### SET EXERCISE
Your task is to transcribe the data in full.

--- START OF INPUT RECORDS ---

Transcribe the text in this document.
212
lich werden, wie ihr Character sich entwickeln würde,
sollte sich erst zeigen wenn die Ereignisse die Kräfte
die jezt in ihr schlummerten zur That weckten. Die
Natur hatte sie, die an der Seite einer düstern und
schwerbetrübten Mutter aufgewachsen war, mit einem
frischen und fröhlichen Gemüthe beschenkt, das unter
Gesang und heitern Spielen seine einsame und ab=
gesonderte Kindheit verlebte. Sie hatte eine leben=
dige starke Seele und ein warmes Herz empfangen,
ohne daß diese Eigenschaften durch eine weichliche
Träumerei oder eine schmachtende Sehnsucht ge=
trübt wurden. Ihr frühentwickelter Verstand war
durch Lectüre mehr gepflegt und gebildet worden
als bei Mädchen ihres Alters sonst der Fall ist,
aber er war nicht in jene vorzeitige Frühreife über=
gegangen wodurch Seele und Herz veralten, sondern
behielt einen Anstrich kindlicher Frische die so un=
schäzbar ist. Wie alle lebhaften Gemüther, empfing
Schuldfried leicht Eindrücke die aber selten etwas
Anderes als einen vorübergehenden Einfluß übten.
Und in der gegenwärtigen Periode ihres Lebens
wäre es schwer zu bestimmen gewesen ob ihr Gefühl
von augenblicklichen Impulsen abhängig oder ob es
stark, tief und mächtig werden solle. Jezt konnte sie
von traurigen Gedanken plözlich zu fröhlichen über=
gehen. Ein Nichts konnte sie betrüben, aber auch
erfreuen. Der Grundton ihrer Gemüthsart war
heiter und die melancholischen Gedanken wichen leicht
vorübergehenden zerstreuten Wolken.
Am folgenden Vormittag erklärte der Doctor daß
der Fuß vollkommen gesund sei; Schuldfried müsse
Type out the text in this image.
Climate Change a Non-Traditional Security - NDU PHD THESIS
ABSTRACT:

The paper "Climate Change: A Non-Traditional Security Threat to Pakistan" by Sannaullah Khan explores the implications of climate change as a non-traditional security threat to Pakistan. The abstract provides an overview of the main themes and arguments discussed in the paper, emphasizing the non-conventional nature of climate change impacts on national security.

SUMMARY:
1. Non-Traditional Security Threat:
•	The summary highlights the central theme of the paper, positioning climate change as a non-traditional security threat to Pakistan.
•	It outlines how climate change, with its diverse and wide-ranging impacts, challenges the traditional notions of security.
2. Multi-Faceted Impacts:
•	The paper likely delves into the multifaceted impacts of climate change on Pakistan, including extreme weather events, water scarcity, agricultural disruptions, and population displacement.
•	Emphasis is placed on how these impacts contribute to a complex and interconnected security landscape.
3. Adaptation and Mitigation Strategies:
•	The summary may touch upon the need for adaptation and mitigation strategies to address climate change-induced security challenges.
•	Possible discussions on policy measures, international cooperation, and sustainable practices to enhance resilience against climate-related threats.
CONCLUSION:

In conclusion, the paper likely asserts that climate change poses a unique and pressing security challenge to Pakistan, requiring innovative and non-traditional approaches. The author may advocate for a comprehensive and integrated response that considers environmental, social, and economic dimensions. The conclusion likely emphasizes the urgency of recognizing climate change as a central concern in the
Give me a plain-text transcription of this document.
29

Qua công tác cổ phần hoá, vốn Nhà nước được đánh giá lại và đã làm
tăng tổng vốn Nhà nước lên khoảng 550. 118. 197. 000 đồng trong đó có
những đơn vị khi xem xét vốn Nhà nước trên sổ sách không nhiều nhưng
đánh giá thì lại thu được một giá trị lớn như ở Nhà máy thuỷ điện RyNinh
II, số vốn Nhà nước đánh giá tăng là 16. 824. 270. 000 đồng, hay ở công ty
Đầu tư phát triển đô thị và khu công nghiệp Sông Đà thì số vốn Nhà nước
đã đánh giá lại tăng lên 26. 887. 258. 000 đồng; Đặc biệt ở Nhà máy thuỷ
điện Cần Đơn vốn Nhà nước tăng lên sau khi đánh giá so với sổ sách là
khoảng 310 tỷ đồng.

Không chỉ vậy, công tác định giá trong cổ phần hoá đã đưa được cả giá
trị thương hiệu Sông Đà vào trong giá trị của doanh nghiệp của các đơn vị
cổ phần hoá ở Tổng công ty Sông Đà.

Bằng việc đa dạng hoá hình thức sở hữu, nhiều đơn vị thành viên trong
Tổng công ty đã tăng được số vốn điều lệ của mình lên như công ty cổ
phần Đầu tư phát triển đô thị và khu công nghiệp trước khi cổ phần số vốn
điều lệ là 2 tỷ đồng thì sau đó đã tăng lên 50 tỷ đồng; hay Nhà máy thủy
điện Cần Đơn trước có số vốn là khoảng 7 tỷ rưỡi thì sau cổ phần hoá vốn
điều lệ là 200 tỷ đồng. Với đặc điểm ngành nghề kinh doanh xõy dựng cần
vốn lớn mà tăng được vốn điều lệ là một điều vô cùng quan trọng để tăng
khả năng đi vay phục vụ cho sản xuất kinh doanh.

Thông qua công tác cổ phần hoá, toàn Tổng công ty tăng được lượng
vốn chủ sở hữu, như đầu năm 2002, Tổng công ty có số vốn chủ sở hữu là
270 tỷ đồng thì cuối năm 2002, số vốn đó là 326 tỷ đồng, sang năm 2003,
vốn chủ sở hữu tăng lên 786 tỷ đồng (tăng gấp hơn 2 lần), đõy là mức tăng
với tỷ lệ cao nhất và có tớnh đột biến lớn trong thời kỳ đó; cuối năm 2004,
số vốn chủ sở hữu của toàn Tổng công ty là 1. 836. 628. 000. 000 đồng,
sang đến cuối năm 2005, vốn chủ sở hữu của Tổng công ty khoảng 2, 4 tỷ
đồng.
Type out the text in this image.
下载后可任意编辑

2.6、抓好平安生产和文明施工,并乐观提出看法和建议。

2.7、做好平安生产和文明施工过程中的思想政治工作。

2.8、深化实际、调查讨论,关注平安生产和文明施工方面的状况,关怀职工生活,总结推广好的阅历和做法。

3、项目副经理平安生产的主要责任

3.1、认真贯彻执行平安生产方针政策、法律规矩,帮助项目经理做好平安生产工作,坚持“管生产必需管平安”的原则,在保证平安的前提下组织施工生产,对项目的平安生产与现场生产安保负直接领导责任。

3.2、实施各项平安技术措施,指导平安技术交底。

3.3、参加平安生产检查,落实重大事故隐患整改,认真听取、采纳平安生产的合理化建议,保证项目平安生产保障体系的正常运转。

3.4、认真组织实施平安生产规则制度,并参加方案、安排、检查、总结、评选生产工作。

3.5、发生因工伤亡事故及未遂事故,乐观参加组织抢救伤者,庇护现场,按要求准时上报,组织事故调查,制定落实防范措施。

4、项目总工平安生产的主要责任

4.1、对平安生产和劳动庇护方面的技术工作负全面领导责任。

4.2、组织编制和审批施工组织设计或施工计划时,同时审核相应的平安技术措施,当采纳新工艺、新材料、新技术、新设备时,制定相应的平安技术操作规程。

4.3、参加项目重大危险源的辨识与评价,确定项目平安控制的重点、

--- END OF INPUT RECORDS ---

### RESULT FOR THIS TASK
Transcribe the text in this document.
212
lich werden, wie ihr Character sich entwickeln würde,
sollte sich erst zeigen wenn die Ereignisse die Kräfte
die jezt in ihr schlummerten zur That weckten. Die
Natur hatte sie, die an der Seite einer düstern und
schwerbetrübten Mutter aufgewachsen war, mit einem
frischen und fröhlichen Gemüthe beschenkt, das unter
Gesang und heitern Spielen seine einsame und ab=
gesonderte Kindheit verlebte. Sie hatte eine leben=
dige starke Seele und ein warmes Herz empfangen,
ohne daß diese Eigenschaften durch eine weichliche
Träumerei oder eine schmachtende Sehnsucht ge=
trübt wurden. Ihr frühentwickelter Verstand war
durch Lectüre mehr gepflegt und gebildet worden
als bei Mädchen ihres Alters sonst der Fall ist,
aber er war nicht in jene vorzeitige Frühreife über=
gegangen wodurch Seele und Herz veralten, sondern
behielt einen Anstrich kindlicher Frische die so un=
schäzbar ist. Wie alle lebhaften Gemüther, empfing
Schuldfried leicht Eindrücke die aber selten etwas
Anderes als einen vorübergehenden Einfluß übten.
Und in der gegenwärtigen Periode ihres Lebens
wäre es schwer zu bestimmen gewesen ob ihr Gefühl
von augenblicklichen Impulsen abhängig oder ob es
stark, tief und mächtig werden solle. Jezt konnte sie
von traurigen Gedanken plözlich zu fröhlichen über=
gehen. Ein Nichts konnte sie betrüben, aber auch
erfreuen. Der Grundton ihrer Gemüthsart war
heiter und die melancholischen Gedanken wichen leicht
vorübergehenden zerstreuten Wolken.
Am folgenden Vormittag erklärte der Doctor daß
der Fuß vollkommen gesund sei; Schuldfried müsse
Type out the text in this image.
Climate Change a Non-Traditional Security - NDU PHD THESIS
ABSTRACT:

The paper "Climate Change: A Non-Traditional Security Threat to Pakistan" by Sannaullah Khan explores the implications of climate change as a non-traditional security threat to Pakistan. The abstract provides an overview of the main themes and arguments discussed in the paper, emphasizing the non-conventional nature of climate change impacts on national security.

SUMMARY:
1. Non-Traditional Security Threat:
•	The summary highlights the central theme of the paper, positioning climate change as a non-traditional security threat to Pakistan.
•	It outlines how climate change, with its diverse and wide-ranging impacts, challenges the traditional notions of security.
2. Multi-Faceted Impacts:
•	The paper likely delves into the multifaceted impacts of climate change on Pakistan, including extreme weather events, water scarcity, agricultural disruptions, and population displacement.
•	Emphasis is placed on how these impacts contribute to a complex and interconnected security landscape.
3. Adaptation and Mitigation Strategies:
•	The summary may touch upon the need for adaptation and mitigation strategies to address climate change-induced security challenges.
•	Possible discussions on policy measures, international cooperation, and sustainable practices to enhance resilience against climate-related threats.
CONCLUSION:

In conclusion, the paper likely asserts that climate change poses a unique and pressing security challenge to Pakistan, requiring innovative and non-traditional approaches. The author may advocate for a comprehensive and integrated response that considers environmental, social, and economic dimensions. The conclusion likely emphasizes the urgency of recognizing climate change as a central concern in the
Give me a plain-text transcription of this document.
29

Qua công tác cổ phần hoá, vốn Nhà nước được đánh giá lại và đã làm
tăng tổng vốn Nhà nước lên khoảng 550. 118. 197. 000 đồng trong đó có
những đơn vị khi xem xét vốn Nhà nước trên sổ sách không nhiều nhưng
đánh giá thì lại thu được một giá trị lớn như ở Nhà máy thuỷ điện RyNinh
II, số vốn Nhà nước đánh giá tăng là 16. 824. 270. 000 đồng, hay ở công ty
Đầu tư phát triển đô thị và khu công nghiệp Sông Đà thì số vốn Nhà nước
đã đánh giá lại tăng lên 26. 887. 258. 000 đồng; Đặc biệt ở Nhà máy thuỷ
điện Cần Đơn vốn Nhà nước tăng lên sau khi đánh giá so với sổ sách là
khoảng 310 tỷ đồng.

Không chỉ vậy, công tác định giá trong cổ phần hoá đã đưa được cả giá
trị thương hiệu Sông Đà vào trong giá trị của doanh nghiệp của các đơn vị
cổ phần hoá ở Tổng công ty Sông Đà.

Bằng việc đa dạng hoá hình thức sở hữu, nhiều đơn vị thành viên trong
Tổng công ty đã tăng được số vốn điều lệ của mình lên như công ty cổ
phần Đầu tư phát triển đô thị và khu công nghiệp trước khi cổ phần số vốn
điều lệ là 2 tỷ đồng thì sau đó đã tăng lên 50 tỷ đồng; hay Nhà máy thủy
điện Cần Đơn trước có số vốn là khoảng 7 tỷ rưỡi thì sau cổ phần hoá vốn
điều lệ là 200 tỷ đồng. Với đặc điểm ngành nghề kinh doanh xõy dựng cần
vốn lớn mà tăng được vốn điều lệ là một điều vô cùng quan trọng để tăng
khả năng đi vay phục vụ cho sản xuất kinh doanh.

Thông qua công tác cổ phần hoá, toàn Tổng công ty tăng được lượng
vốn chủ sở hữu, như đầu năm 2002, Tổng công ty có số vốn chủ sở hữu là
270 tỷ đồng thì cuối năm 2002, số vốn đó là 326 tỷ đồng, sang năm 2003,
vốn chủ sở hữu tăng lên 786 tỷ đồng (tăng gấp hơn 2 lần), đõy là mức tăng
với tỷ lệ cao nhất và có tớnh đột biến lớn trong thời kỳ đó; cuối năm 2004,
số vốn chủ sở hữu của toàn Tổng công ty là 1. 836. 628. 000. 000 đồng,
sang đến cuối năm 2005, vốn chủ sở hữu của Tổng công ty khoảng 2, 4 tỷ
đồng.
Type out the text in this image.
下载后可任意编辑

2.6、抓好平安生产和文明施工,并乐观提出看法和建议。

2.7、做好平安生产和文明施工过程中的思想政治工作。

2.8、深化实际、调查讨论,关注平安生产和文明施工方面的状况,关怀职工生活,总结推广好的阅历和做法。

3、项目副经理平安生产的主要责任

3.1、认真贯彻执行平安生产方针政策、法律规矩,帮助项目经理做好平安生产工作,坚持“管生产必需管平安”的原则,在保证平安的前提下组织施工生产,对项目的平安生产与现场生产安保负直接领导责任。

3.2、实施各项平安技术措施,指导平安技术交底。

3.3、参加平安生产检查,落实重大事故隐患整改,认真听取、采纳平安生产的合理化建议,保证项目平安生产保障体系的正常运转。

3.4、认真组织实施平安生产规则制度,并参加方案、安排、检查、总结、评选生产工作。

3.5、发生因工伤亡事故及未遂事故,乐观参加组织抢救伤者,庇护现场,按要求准时上报,组织事故调查,制定落实防范措施。

4、项目总工平安生产的主要责任

4.1、对平安生产和劳动庇护方面的技术工作负全面领导责任。

4.2、组织编制和审批施工组织设计或施工计划时,同时审核相应的平安技术措施,当采纳新工艺、新材料、新技术、新设备时,制定相应的平安技术操作规程。

4.3、参加项目重大危险源的辨识与评价,确定项目平安控制的重点、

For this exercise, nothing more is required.